» **Trecho**
────

Do lado oposto (no círculo vermelho, à esquerda) ficava a lanchonete do Seu Domingos. Frequentei-a quase que todos os finais de semana e de lá contemplava a bela igreja do SCJ, porém sempre protegida por muro de grade de ferro e não pude conhecer o seu interior.
Foto: Google


A linda fachada do Colégio sagrado Coração de Jesus, palco de parte importante do
enredo do livro “O vestido”. À esquerda, encoberta parcialmente pela árvore, a torre de sua igreja, onde certamente a vovó, ainda mocinha, fez muitas orações ao lado da madre superiora,
a amiga que lhe socorreu nos momentos de aflição
Foto: Google


De Belo Horizonte, voei na imaginação para Lavras. Ali a autora menciona a UFLA, a universidade onde estudei e depois fui professor e que, literalmente, ajudei a construir seus prédios e cursos, o Kemper, o Gammon, o Colégio de Lourdes, educandários tradicionais de Lavras onde ministrei aulas e palestrei por diversas vezes. Todos eles fazem parte do enredo do livro e mais, “percorri” e revivi o jardim da cidade, a belíssima Casa Rosada, onde se encerra de maneira feliz o romance de Fabiana Botrel. Tal qual a autora, sempre tive vontade de conhecer aquele lindo casarão, o que só aconteceu em passado recente quando ali participei de dois grandes eventos culturais. Mais recentemente visitei a mesma padaria, situada em frente ao casarão e mencionada no enredo do livro, a Casa do Pão. Enquanto saboreava um café da manhã, fiquei a imaginar quanta história havia ali. Agora, pela leve e envolvente leitura do livro, “andei” não só pelo interior do casarão, mas também pelo jardim e as tortuosas e íngremes ruas de Lavras. “Visitei” lojas conhecidas, o lindo e aconchegante hotel Vitória e tantos outros lugares de minha infância e juventude.

────

» **Material fornecido**
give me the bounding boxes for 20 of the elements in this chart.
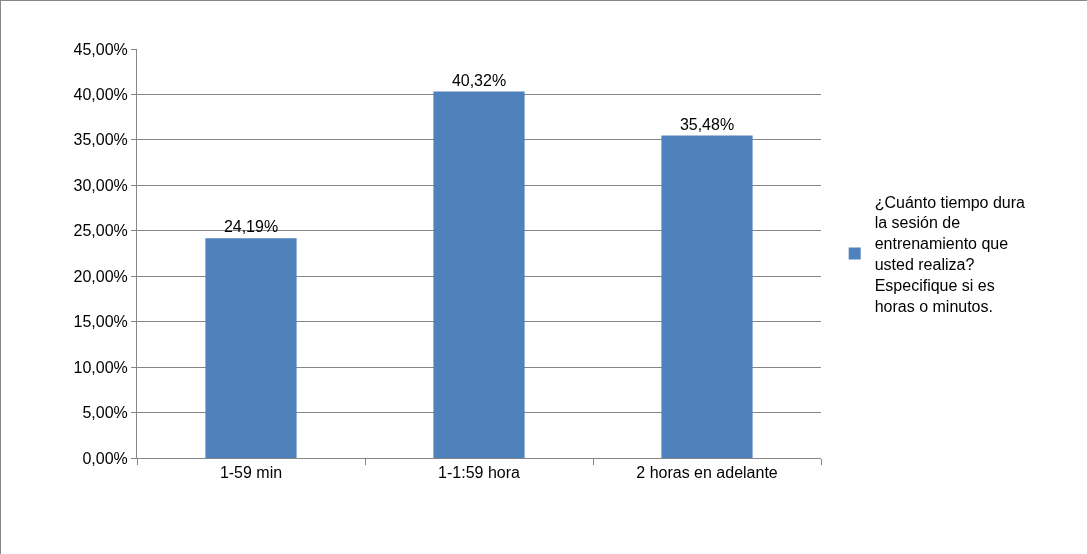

────

» **Trabalho pedido**
Diga, por favor, se cada afirmação a seguir concorda com o trecho, respondendo sim ou não e citando literalmente as palavras do trecho que decidem a questão. (a) A padaria Casa do Pão fica em frente ao casarão. (b) Quem escreve chegou a conhecer o interior da igreja do SCJ. (c) O romance de Fabiana Botrel termina de maneira triste.

» **Resposta do exercício**
(a) Sim: “situada em frente ao casarão”.
(b) Não: “não pude conhecer o seu interior”.
(c) Não: “onde se encerra de maneira feliz o romance de Fabiana Botrel”.